Stored records
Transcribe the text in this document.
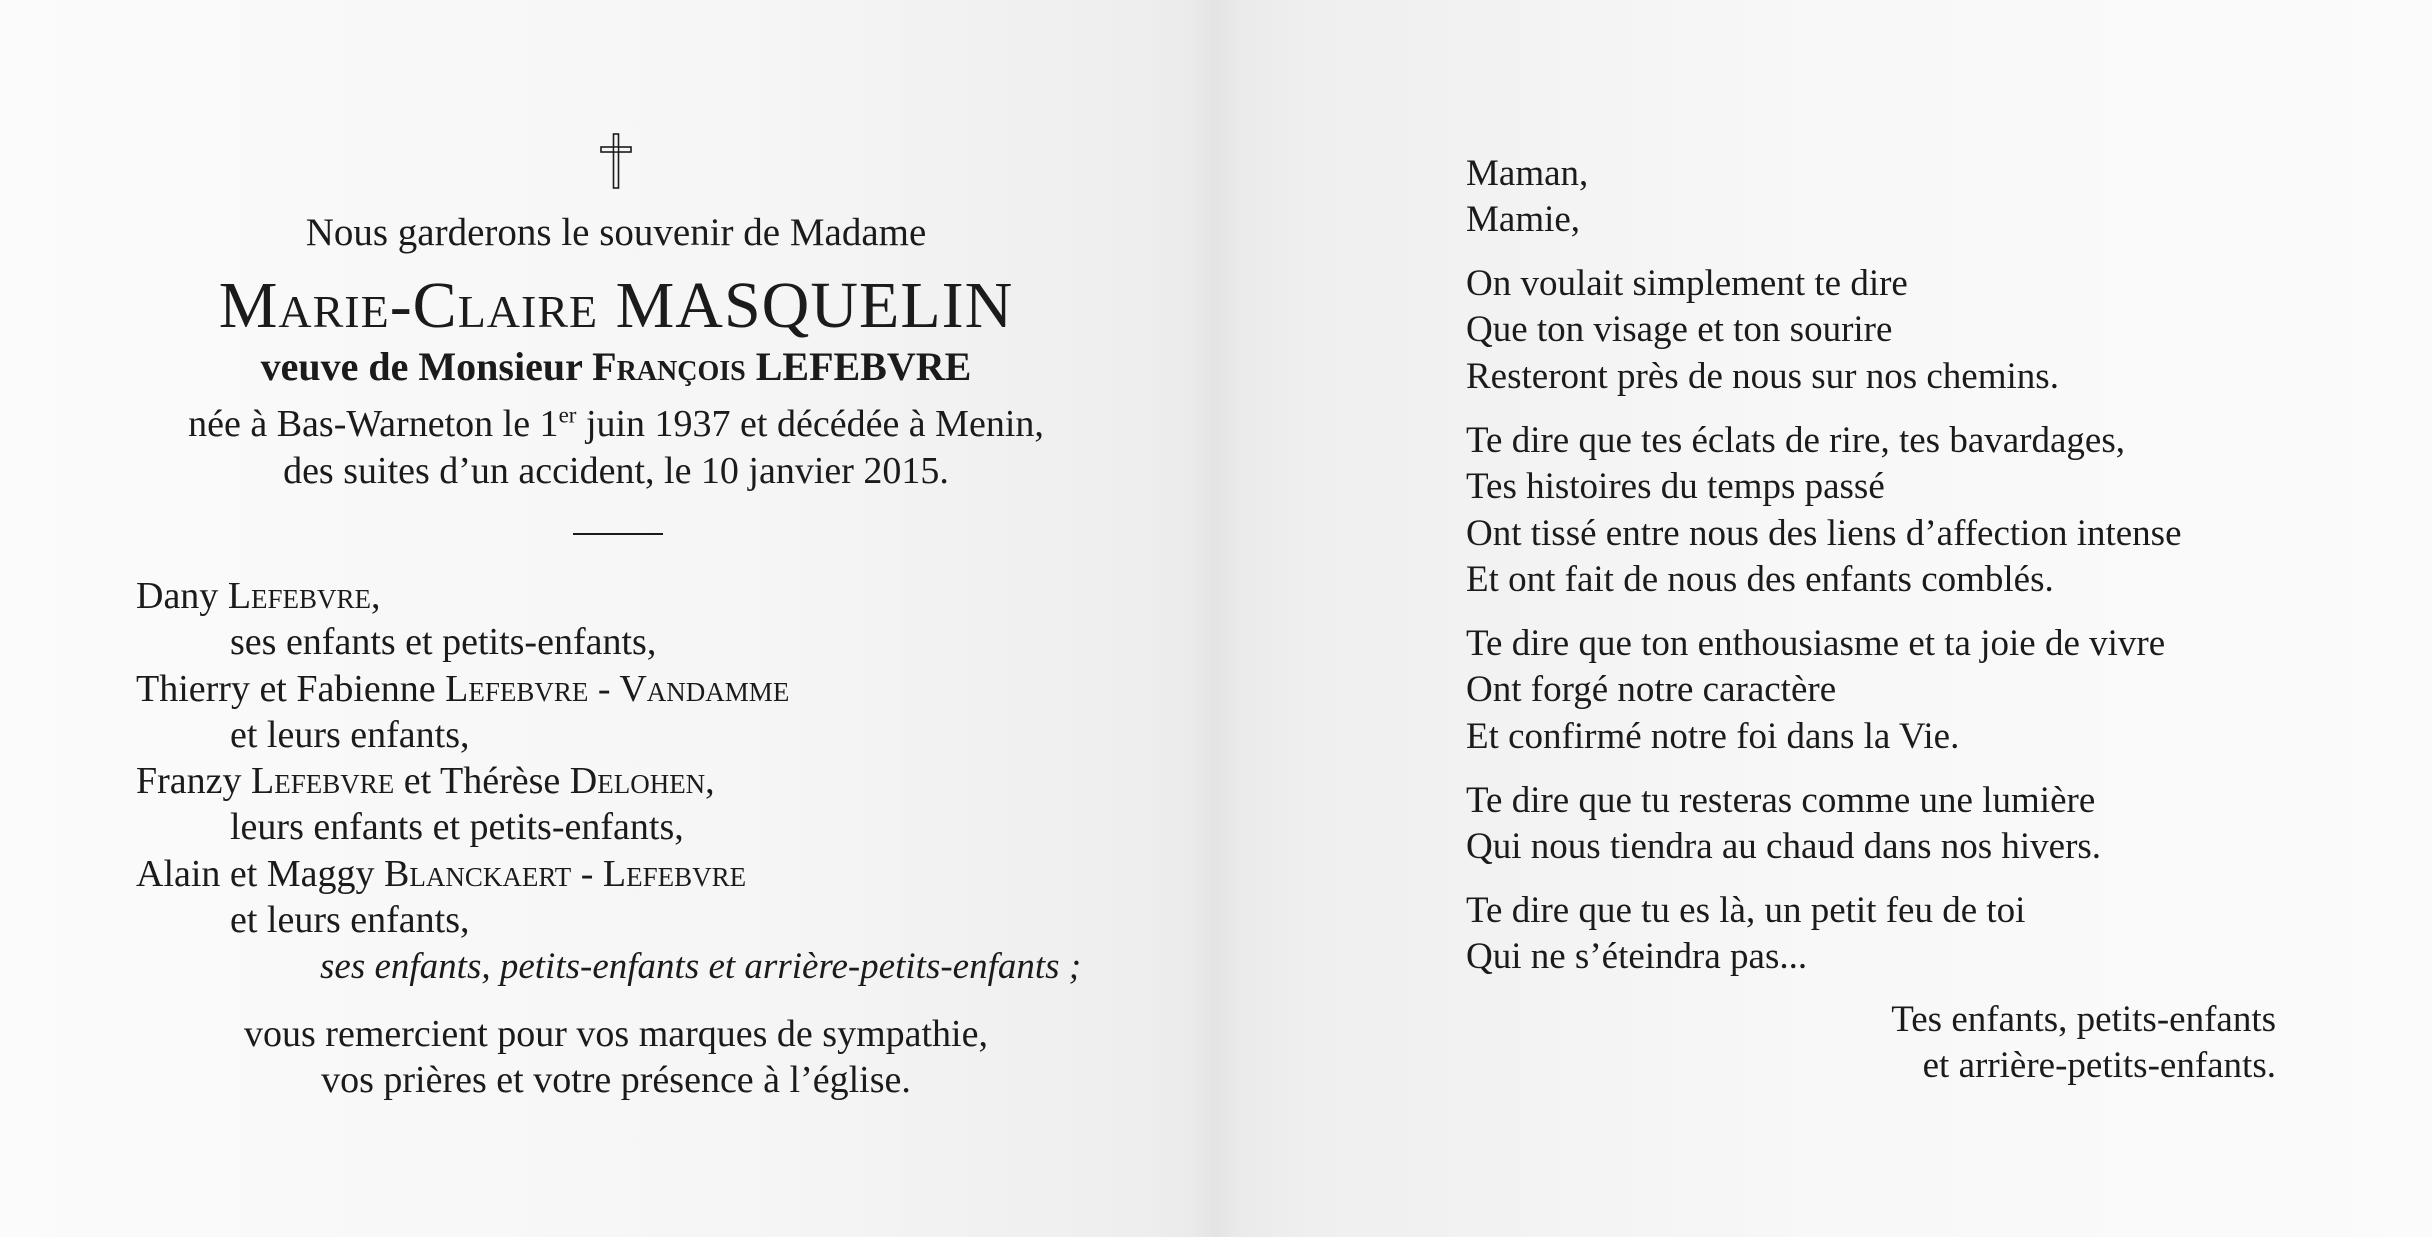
Nous garderons le souvenir de Madame
Marie-Claire MASQUELIN
veuve de Monsieur François LEFEBVRE
née à Bas-Warneton le 1er juin 1937 et décédée à Menin,
des suites d’un accident, le 10 janvier 2015.
Dany Lefebvre,
ses enfants et petits-enfants,
Thierry et Fabienne Lefebvre - Vandamme
et leurs enfants,
Franzy Lefebvre et Thérèse Delohen,
leurs enfants et petits-enfants,
Alain et Maggy Blanckaert - Lefebvre
et leurs enfants,
ses enfants, petits-enfants et arrière-petits-enfants ;
vous remercient pour vos marques de sympathie,
vos prières et votre présence à l’église.
Maman,
Mamie,
On voulait simplement te dire
Que ton visage et ton sourire
Resteront près de nous sur nos chemins.
Te dire que tes éclats de rire, tes bavardages,
Tes histoires du temps passé
Ont tissé entre nous des liens d’affection intense
Et ont fait de nous des enfants comblés.
Te dire que ton enthousiasme et ta joie de vivre
Ont forgé notre caractère
Et confirmé notre foi dans la Vie.
Te dire que tu resteras comme une lumière
Qui nous tiendra au chaud dans nos hivers.
Te dire que tu es là, un petit feu de toi
Qui ne s’éteindra pas...
Tes enfants, petits-enfants
et arrière-petits-enfants.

What to do
Set down the records in full and exactly. Do not carry over any image.

Response
Transcribe the text in this document.
Nous garderons le souvenir de Madame
Marie-Claire MASQUELIN
veuve de Monsieur François LEFEBVRE
née à Bas-Warneton le 1er juin 1937 et décédée à Menin,
des suites d’un accident, le 10 janvier 2015.
Dany Lefebvre,
ses enfants et petits-enfants,
Thierry et Fabienne Lefebvre - Vandamme
et leurs enfants,
Franzy Lefebvre et Thérèse Delohen,
leurs enfants et petits-enfants,
Alain et Maggy Blanckaert - Lefebvre
et leurs enfants,
ses enfants, petits-enfants et arrière-petits-enfants ;
vous remercient pour vos marques de sympathie,
vos prières et votre présence à l’église.
Maman,
Mamie,
On voulait simplement te dire
Que ton visage et ton sourire
Resteront près de nous sur nos chemins.
Te dire que tes éclats de rire, tes bavardages,
Tes histoires du temps passé
Ont tissé entre nous des liens d’affection intense
Et ont fait de nous des enfants comblés.
Te dire que ton enthousiasme et ta joie de vivre
Ont forgé notre caractère
Et confirmé notre foi dans la Vie.
Te dire que tu resteras comme une lumière
Qui nous tiendra au chaud dans nos hivers.
Te dire que tu es là, un petit feu de toi
Qui ne s’éteindra pas...
Tes enfants, petits-enfants
et arrière-petits-enfants.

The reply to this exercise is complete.